→ Work instructions
Across the entries below, how many lines contain the string "content"? Give only the count.

>> START Records to process

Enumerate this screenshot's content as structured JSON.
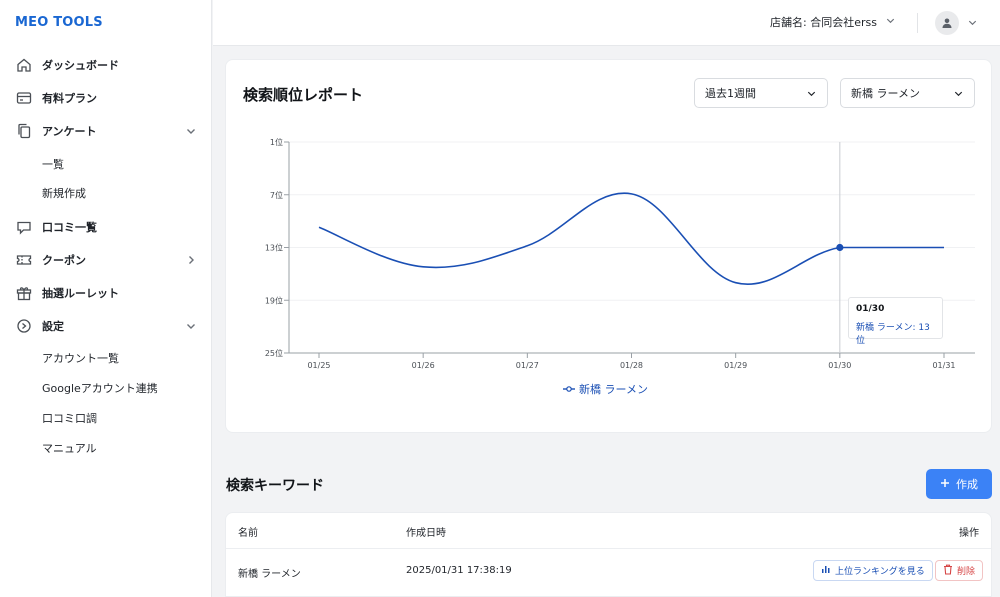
{
  "app": {
    "logo": "MEO TOOLS"
  },
  "sidebar": {
    "items": [
      {
        "label": "ダッシュボード",
        "icon": "home-icon"
      },
      {
        "label": "有料プラン",
        "icon": "credit-card-icon"
      },
      {
        "label": "アンケート",
        "icon": "copy-icon",
        "expanded": true
      },
      {
        "label": "口コミ一覧",
        "icon": "chat-icon"
      },
      {
        "label": "クーポン",
        "icon": "ticket-icon",
        "expanded": false
      },
      {
        "label": "抽選ルーレット",
        "icon": "gift-icon"
      },
      {
        "label": "設定",
        "icon": "gear-icon",
        "expanded": true
      }
    ],
    "survey_sub": [
      "一覧",
      "新規作成"
    ],
    "settings_sub": [
      "アカウント一覧",
      "Googleアカウント連携",
      "口コミ口調",
      "マニュアル"
    ]
  },
  "header": {
    "store_label": "店舗名: 合同会社erss"
  },
  "report": {
    "title": "検索順位レポート",
    "period_select": "過去1週間",
    "keyword_select": "新橋 ラーメン",
    "tooltip": {
      "date": "01/30",
      "value": "新橋 ラーメン: 13位"
    }
  },
  "chart_data": {
    "type": "line",
    "categories": [
      "01/25",
      "01/26",
      "01/27",
      "01/28",
      "01/29",
      "01/30",
      "01/31"
    ],
    "series": [
      {
        "name": "新橋 ラーメン",
        "values": [
          10.7,
          15.2,
          12.8,
          6.9,
          17.0,
          13,
          13
        ]
      }
    ],
    "y_ticks": [
      "1位",
      "7位",
      "13位",
      "19位",
      "25位"
    ],
    "y_tick_values": [
      1,
      7,
      13,
      19,
      25
    ],
    "ylim": [
      1,
      25
    ],
    "y_reversed": true,
    "color": "#1a4fb4",
    "highlight_category": "01/30",
    "grid": true,
    "legend": "bottom-center"
  },
  "keywords": {
    "title": "検索キーワード",
    "create_label": "作成",
    "headers": {
      "name": "名前",
      "created": "作成日時",
      "actions": "操作"
    },
    "rows": [
      {
        "name": "新橋 ラーメン",
        "created": "2025/01/31 17:38:19",
        "rank_btn": "上位ランキングを見る",
        "delete_btn": "削除"
      }
    ]
  }
}
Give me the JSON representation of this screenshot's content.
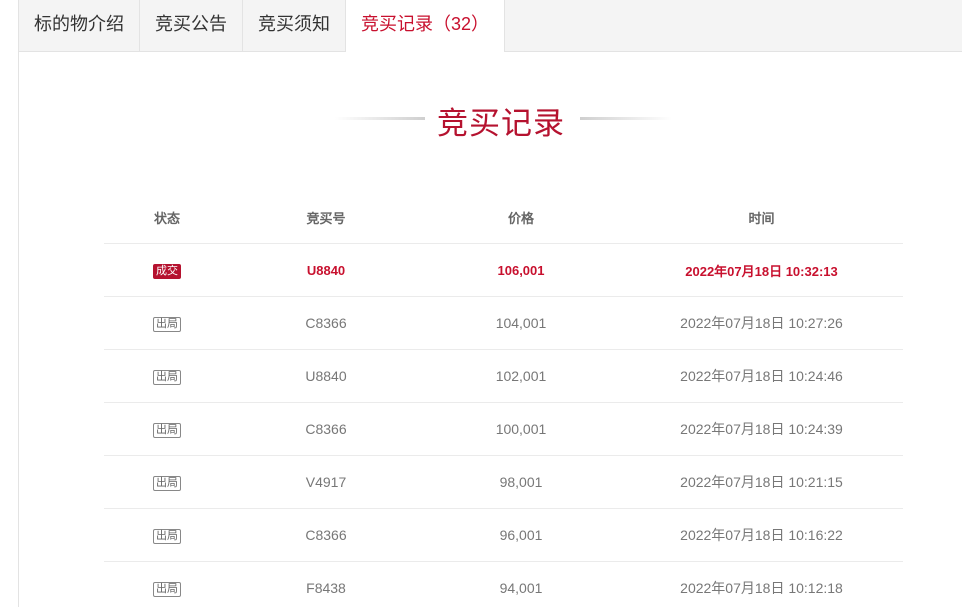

>> END Records to process

→ The completed task
2